Excerpt from a dataset:
════
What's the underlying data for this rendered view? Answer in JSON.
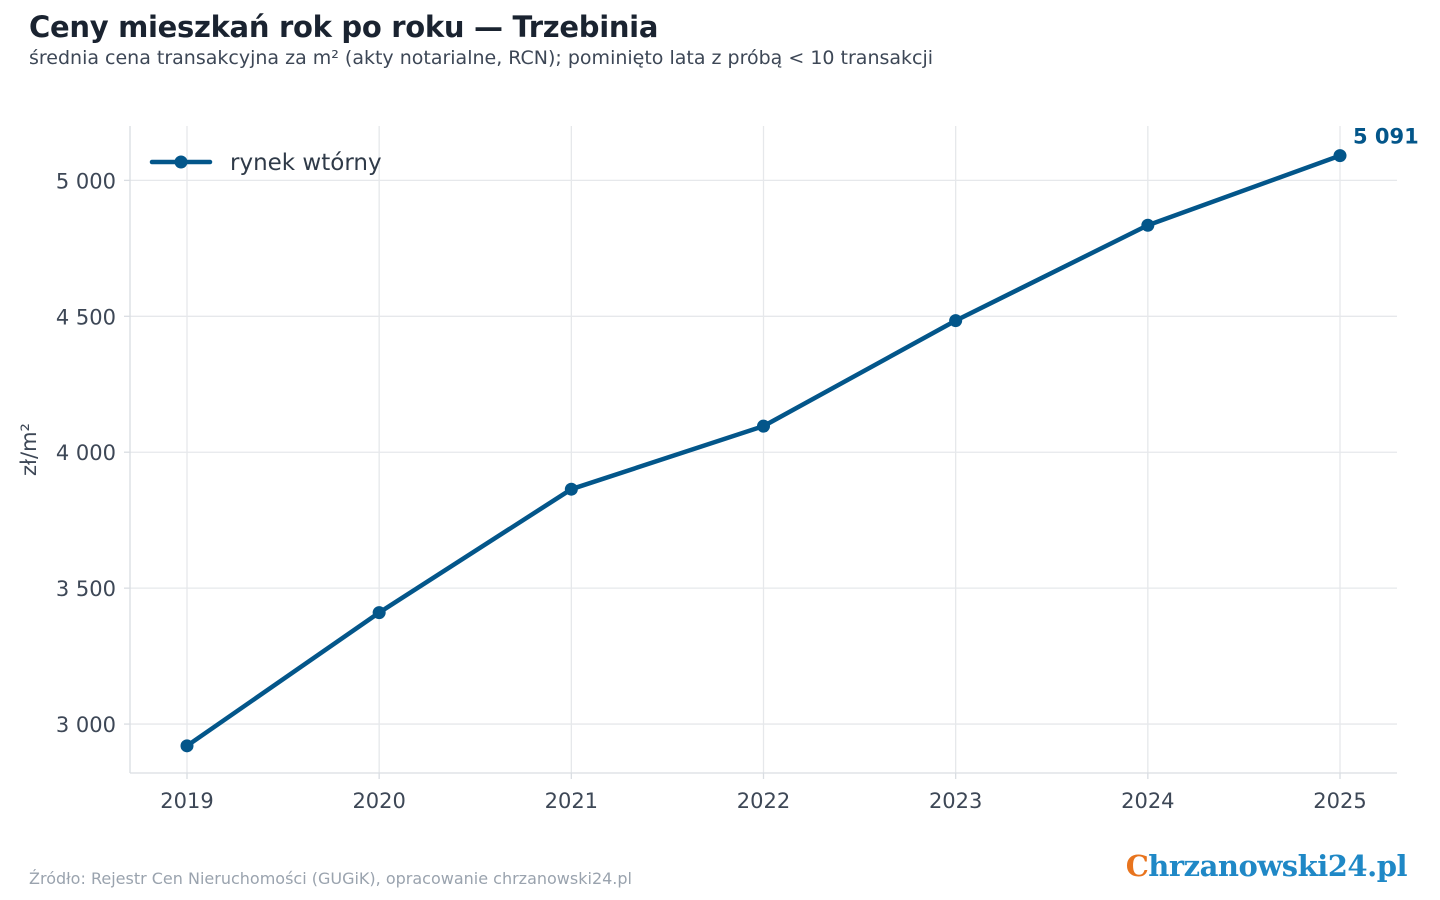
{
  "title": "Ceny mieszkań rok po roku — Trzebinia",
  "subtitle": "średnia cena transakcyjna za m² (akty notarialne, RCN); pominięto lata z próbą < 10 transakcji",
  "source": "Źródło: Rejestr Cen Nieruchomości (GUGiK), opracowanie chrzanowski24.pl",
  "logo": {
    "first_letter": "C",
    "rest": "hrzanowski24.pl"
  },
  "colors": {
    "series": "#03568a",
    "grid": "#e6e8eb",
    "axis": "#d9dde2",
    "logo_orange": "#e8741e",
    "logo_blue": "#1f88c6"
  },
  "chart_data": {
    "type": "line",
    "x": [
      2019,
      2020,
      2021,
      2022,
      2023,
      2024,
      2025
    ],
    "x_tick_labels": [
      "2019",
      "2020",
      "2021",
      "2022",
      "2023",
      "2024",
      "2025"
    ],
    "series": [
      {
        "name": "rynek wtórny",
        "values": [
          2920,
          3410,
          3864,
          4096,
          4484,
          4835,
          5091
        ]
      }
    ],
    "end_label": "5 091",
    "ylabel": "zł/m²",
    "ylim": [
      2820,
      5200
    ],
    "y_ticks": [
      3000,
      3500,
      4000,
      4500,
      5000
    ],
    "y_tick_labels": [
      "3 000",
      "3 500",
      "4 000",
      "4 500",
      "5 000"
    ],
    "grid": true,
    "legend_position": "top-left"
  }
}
════
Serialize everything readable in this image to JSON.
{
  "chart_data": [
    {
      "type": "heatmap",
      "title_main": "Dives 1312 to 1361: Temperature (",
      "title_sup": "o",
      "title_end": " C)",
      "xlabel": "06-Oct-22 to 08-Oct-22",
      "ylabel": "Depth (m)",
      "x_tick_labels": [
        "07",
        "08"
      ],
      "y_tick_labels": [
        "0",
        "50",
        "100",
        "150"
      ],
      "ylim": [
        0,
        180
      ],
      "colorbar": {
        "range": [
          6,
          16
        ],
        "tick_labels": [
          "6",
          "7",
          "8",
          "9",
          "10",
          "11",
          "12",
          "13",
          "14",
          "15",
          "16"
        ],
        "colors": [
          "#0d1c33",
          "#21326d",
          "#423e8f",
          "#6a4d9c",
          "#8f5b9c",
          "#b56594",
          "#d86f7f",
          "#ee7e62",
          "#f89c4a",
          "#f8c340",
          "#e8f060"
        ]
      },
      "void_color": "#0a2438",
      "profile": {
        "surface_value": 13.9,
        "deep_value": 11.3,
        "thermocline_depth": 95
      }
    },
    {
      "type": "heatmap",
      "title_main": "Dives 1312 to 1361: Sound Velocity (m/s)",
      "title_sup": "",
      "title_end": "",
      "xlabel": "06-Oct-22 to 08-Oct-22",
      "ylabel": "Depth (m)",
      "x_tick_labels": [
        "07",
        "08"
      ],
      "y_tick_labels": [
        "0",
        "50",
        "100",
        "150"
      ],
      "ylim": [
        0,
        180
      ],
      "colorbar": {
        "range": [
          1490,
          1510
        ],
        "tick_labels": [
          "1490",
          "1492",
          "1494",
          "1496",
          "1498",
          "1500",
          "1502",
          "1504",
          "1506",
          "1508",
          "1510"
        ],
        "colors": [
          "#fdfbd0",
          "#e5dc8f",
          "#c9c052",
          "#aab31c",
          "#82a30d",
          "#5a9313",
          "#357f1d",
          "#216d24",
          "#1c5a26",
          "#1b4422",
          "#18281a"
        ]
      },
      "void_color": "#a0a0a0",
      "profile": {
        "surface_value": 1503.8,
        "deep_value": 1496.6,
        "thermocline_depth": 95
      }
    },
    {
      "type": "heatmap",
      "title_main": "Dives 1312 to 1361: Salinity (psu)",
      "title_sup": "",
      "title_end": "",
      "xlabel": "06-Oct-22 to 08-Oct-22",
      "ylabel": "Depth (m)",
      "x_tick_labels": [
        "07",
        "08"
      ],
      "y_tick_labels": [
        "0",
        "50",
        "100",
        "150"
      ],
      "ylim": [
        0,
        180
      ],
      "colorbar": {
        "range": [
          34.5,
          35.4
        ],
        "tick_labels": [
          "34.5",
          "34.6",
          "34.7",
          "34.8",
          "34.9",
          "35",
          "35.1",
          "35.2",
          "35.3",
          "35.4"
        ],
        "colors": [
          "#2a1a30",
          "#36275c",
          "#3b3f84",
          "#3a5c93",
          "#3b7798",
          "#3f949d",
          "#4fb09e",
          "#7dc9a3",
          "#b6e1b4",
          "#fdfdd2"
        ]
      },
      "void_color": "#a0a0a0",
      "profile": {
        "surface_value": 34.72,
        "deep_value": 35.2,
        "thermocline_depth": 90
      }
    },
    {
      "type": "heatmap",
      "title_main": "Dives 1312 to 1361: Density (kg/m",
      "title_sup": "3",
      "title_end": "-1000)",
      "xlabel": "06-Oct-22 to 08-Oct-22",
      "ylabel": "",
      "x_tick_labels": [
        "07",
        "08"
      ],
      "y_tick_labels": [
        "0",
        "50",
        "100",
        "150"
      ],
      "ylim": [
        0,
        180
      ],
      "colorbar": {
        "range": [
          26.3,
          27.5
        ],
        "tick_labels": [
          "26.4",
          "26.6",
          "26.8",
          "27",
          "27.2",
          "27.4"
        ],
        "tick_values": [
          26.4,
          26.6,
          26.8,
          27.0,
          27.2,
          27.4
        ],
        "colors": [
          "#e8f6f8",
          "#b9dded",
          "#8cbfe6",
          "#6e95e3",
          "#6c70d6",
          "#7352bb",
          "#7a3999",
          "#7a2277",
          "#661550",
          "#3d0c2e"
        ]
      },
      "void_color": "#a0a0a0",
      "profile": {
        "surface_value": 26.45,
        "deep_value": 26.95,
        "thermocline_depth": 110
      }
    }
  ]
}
════
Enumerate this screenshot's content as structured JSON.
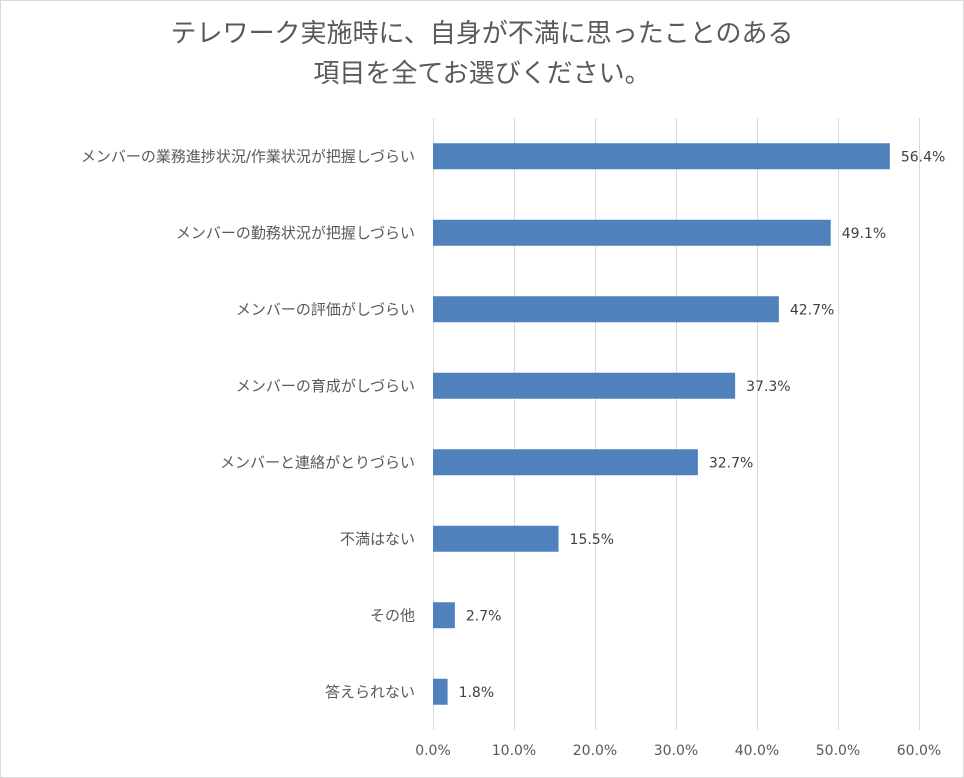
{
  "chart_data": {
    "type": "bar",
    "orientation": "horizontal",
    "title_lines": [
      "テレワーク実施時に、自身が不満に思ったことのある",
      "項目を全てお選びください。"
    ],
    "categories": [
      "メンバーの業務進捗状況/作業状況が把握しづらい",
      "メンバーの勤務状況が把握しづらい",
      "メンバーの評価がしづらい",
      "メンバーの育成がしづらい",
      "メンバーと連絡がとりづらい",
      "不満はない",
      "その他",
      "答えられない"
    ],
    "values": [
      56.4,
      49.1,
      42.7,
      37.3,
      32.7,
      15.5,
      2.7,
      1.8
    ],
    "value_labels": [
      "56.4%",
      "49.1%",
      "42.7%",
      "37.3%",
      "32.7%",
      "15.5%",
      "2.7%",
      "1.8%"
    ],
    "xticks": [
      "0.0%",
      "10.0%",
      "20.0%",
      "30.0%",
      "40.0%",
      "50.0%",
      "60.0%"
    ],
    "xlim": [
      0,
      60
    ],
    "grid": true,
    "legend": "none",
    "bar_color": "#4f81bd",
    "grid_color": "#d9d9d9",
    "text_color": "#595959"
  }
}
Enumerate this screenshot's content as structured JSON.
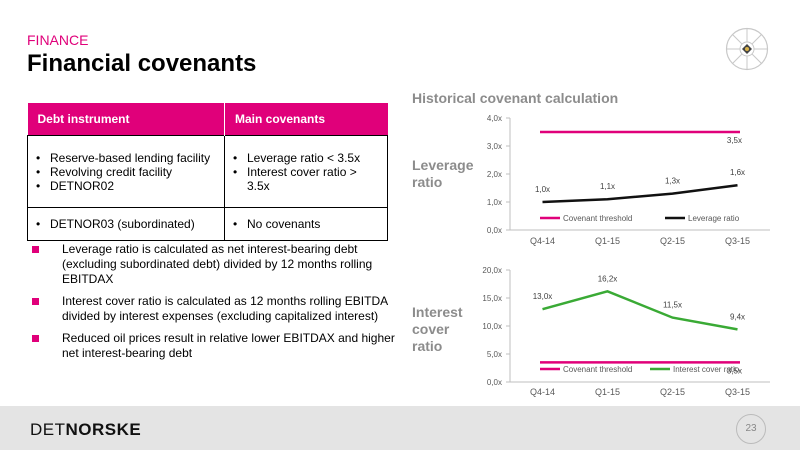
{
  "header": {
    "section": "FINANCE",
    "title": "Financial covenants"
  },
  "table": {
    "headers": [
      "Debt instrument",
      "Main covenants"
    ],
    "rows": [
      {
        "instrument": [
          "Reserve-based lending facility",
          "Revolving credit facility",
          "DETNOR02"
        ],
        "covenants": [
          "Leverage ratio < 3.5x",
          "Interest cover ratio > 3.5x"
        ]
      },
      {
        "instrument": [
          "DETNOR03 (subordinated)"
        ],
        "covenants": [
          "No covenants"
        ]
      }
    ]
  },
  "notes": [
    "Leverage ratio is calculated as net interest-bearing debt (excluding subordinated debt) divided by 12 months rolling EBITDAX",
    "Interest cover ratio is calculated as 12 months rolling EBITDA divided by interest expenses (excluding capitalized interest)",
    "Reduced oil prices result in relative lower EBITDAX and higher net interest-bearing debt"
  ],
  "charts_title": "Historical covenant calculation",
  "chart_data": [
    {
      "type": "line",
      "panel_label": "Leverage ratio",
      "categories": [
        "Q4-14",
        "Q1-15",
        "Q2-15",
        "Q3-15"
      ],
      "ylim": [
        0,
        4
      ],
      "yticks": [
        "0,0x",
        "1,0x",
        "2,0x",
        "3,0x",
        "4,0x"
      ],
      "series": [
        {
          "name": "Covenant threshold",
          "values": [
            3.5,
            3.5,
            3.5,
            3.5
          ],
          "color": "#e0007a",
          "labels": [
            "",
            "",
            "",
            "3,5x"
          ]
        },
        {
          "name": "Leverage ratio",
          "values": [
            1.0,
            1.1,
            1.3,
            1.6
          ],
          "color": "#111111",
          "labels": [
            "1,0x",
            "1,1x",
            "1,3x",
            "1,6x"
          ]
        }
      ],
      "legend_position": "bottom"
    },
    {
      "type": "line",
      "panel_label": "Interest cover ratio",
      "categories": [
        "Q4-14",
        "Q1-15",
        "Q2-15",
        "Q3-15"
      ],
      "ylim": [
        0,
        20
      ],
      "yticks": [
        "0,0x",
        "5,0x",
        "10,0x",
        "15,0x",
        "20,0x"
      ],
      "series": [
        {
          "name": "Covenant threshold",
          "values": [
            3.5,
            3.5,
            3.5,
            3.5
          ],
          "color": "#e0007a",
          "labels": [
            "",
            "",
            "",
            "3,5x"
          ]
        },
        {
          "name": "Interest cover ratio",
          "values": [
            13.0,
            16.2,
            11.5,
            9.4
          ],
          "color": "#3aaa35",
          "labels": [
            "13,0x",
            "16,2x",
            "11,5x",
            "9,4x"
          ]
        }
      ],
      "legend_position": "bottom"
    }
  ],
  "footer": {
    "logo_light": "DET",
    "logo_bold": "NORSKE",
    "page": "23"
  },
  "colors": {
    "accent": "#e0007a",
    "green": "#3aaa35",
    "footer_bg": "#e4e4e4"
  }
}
════
DESCRIPTION OF THE TASK:
Pull every line holding "series" out of the records.

EXERCISE ANSWER:
    "series": "#03568a",
    "series": [
      "series": [
      "series": [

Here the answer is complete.